<<<<

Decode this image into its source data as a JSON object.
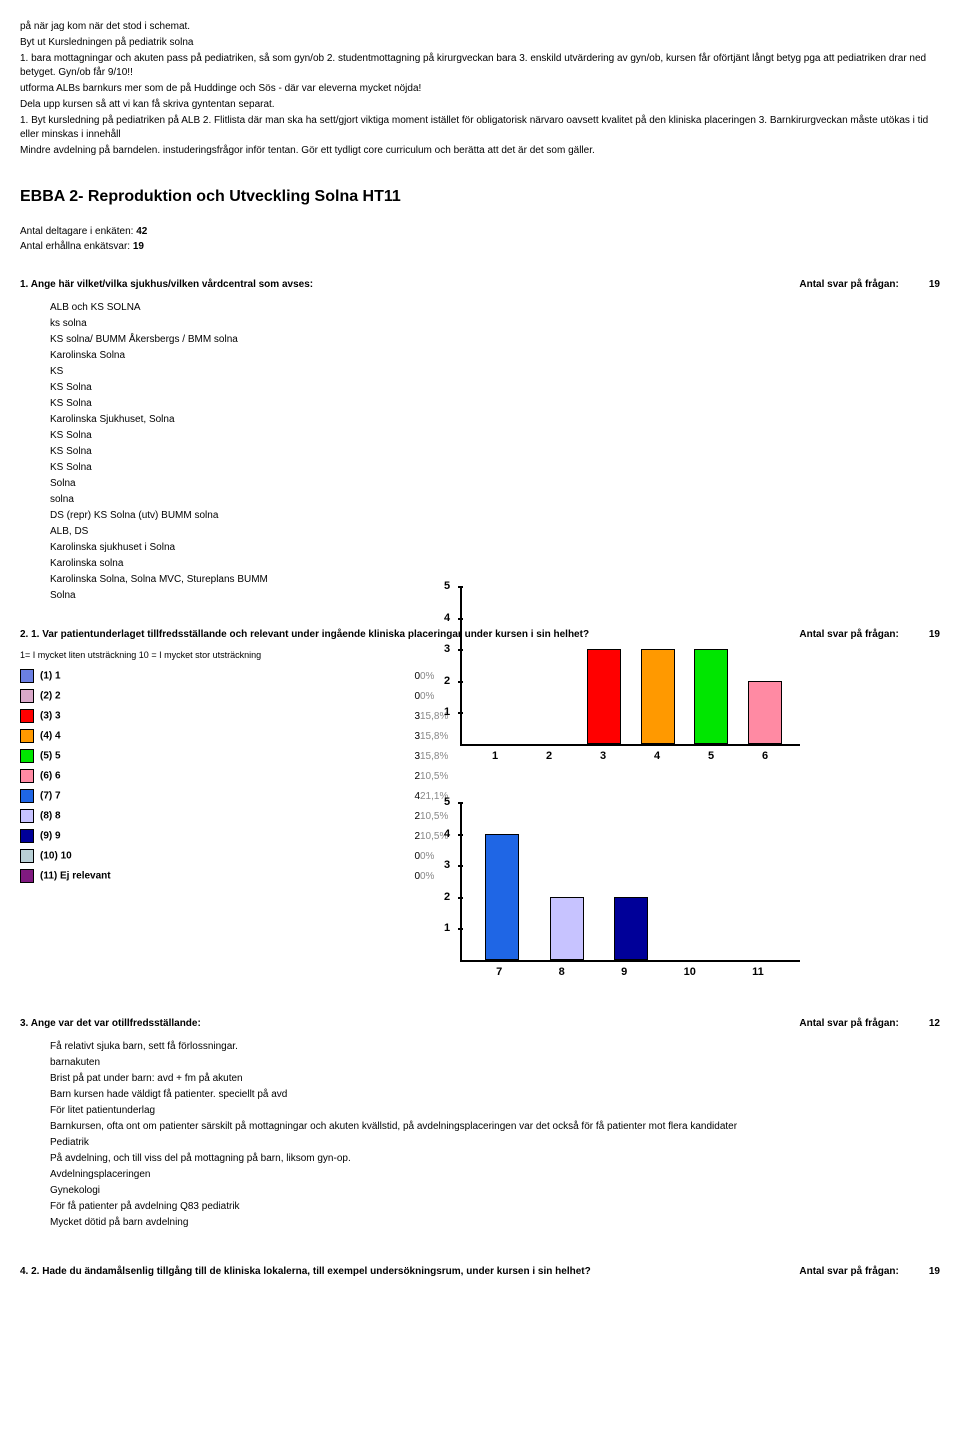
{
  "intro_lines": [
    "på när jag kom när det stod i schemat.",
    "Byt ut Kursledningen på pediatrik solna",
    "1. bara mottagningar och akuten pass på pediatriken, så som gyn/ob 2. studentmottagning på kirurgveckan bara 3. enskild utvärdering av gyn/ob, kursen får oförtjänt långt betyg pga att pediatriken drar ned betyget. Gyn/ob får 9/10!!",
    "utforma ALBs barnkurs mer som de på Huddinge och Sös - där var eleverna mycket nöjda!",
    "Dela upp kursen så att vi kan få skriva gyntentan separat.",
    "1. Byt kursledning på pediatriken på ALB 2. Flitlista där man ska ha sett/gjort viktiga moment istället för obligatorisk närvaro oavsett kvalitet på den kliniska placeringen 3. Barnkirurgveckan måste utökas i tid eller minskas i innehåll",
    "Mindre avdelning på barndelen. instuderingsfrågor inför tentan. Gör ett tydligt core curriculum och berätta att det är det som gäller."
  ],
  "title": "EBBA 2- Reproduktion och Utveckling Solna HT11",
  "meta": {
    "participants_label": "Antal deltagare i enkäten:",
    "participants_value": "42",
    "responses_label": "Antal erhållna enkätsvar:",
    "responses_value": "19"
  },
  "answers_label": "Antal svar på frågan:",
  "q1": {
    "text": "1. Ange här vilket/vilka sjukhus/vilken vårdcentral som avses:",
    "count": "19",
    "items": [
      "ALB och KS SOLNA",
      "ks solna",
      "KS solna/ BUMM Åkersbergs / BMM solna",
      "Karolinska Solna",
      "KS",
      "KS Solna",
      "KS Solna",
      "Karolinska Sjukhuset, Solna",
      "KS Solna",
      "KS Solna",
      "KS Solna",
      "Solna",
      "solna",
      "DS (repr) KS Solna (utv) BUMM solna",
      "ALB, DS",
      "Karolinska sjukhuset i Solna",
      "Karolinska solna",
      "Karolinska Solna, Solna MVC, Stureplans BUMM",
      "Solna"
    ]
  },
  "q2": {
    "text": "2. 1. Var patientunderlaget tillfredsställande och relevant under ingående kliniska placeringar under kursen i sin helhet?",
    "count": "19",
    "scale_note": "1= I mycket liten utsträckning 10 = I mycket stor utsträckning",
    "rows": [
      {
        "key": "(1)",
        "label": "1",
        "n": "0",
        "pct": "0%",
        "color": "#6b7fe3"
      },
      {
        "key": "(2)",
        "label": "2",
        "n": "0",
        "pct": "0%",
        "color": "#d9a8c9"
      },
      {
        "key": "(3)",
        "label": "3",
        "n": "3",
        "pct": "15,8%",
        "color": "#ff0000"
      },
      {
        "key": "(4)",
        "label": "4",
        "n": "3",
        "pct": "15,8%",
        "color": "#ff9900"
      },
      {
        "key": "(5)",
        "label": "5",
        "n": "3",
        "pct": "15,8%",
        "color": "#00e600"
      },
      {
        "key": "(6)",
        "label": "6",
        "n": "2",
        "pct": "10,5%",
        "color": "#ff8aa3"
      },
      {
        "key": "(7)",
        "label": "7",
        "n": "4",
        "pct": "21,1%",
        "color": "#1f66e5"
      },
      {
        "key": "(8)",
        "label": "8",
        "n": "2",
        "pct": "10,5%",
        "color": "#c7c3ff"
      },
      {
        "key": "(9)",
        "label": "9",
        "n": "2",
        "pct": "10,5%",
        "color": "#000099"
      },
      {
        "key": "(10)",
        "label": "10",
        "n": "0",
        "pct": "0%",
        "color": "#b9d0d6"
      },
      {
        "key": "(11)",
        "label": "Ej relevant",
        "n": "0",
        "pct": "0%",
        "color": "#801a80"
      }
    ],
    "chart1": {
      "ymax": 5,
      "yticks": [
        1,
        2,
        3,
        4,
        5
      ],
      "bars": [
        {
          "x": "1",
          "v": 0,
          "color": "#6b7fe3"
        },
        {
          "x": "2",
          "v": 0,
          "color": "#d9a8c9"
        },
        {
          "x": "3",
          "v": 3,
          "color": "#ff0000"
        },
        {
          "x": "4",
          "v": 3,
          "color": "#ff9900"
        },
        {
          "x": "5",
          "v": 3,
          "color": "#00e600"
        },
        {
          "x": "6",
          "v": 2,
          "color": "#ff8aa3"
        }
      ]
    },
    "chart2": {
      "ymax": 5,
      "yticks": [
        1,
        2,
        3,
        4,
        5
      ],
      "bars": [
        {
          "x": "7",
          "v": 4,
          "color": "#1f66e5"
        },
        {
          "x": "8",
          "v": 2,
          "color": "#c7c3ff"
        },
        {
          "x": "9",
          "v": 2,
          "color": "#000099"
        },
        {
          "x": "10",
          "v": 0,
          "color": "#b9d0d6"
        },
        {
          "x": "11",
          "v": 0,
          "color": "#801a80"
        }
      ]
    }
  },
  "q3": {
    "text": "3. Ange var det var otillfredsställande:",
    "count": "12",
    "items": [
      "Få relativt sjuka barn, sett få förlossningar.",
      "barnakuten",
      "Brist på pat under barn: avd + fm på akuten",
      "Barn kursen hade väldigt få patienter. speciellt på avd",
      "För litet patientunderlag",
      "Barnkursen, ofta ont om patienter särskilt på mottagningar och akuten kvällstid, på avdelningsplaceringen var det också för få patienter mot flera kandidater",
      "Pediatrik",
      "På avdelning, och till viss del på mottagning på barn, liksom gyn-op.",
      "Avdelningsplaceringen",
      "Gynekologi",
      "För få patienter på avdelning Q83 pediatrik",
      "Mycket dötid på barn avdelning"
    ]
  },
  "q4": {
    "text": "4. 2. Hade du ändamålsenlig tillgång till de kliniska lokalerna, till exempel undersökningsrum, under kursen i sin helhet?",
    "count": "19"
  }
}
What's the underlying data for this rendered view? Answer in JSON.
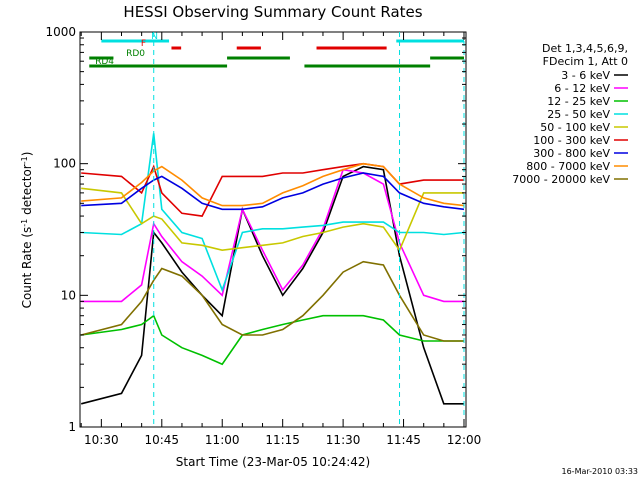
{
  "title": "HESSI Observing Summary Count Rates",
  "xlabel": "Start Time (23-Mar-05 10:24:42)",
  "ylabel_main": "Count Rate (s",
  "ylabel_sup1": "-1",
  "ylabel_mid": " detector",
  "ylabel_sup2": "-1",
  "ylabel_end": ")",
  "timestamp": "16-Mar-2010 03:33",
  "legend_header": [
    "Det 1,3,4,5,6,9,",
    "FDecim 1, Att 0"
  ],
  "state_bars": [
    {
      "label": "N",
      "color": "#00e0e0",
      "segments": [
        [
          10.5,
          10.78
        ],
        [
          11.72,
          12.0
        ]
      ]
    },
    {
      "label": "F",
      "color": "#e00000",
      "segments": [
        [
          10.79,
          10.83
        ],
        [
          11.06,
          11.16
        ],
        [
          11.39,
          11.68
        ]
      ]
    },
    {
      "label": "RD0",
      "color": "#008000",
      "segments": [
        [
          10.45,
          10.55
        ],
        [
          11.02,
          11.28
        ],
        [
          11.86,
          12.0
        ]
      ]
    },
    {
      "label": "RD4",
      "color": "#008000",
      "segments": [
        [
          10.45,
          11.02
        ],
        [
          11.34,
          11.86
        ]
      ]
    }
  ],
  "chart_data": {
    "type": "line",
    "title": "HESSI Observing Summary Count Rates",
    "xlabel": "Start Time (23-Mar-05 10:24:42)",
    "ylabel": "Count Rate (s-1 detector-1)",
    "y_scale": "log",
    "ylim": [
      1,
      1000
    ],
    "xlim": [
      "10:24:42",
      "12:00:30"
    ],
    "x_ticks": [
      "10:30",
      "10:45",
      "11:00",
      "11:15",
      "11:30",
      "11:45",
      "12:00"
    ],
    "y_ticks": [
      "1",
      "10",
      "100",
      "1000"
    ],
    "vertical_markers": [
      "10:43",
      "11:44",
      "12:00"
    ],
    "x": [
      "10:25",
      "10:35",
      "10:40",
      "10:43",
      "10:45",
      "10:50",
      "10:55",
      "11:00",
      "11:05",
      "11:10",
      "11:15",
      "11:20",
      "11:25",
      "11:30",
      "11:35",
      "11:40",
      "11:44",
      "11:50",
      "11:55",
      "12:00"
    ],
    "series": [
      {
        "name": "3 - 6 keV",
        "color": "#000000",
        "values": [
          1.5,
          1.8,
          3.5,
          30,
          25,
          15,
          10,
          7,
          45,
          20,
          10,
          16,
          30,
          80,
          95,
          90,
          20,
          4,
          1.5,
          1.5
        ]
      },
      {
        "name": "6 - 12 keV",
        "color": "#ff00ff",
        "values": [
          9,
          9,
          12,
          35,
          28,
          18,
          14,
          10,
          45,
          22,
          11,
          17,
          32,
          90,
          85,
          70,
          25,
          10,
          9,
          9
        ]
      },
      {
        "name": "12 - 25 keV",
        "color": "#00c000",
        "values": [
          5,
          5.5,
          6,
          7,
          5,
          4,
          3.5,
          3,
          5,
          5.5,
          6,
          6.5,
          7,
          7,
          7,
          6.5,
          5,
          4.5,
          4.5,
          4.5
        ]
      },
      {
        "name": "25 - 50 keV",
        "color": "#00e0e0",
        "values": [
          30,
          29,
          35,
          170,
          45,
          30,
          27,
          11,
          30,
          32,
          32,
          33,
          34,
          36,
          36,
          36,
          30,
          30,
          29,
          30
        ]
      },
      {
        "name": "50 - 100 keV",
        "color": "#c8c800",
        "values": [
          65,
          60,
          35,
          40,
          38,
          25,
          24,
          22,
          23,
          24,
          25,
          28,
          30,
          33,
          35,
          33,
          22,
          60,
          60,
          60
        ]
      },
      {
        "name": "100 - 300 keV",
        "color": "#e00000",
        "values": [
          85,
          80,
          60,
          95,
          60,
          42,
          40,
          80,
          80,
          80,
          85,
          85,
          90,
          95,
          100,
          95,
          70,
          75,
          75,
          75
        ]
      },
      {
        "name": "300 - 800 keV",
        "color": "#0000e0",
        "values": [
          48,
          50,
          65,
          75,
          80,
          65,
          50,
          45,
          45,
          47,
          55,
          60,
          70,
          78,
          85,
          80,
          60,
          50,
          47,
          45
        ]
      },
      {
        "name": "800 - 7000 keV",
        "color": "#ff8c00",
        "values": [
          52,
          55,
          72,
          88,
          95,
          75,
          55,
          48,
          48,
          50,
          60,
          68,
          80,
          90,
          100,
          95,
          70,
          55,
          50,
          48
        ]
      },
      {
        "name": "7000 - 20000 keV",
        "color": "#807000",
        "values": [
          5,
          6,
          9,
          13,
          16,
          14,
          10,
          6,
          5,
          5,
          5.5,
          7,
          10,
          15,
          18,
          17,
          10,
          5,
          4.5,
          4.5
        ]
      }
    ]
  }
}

>>>>

→ Problem details
Find each line holding the word "helhet" and copy it.

→ Solution to the exercise
    "text": "2. 1. Var patientunderlaget tillfredsställande och relevant under ingående kliniska placeringar under kursen i sin helhet?",
    "text": "4. 2. Hade du ändamålsenlig tillgång till de kliniska lokalerna, till exempel undersökningsrum, under kursen i sin helhet?",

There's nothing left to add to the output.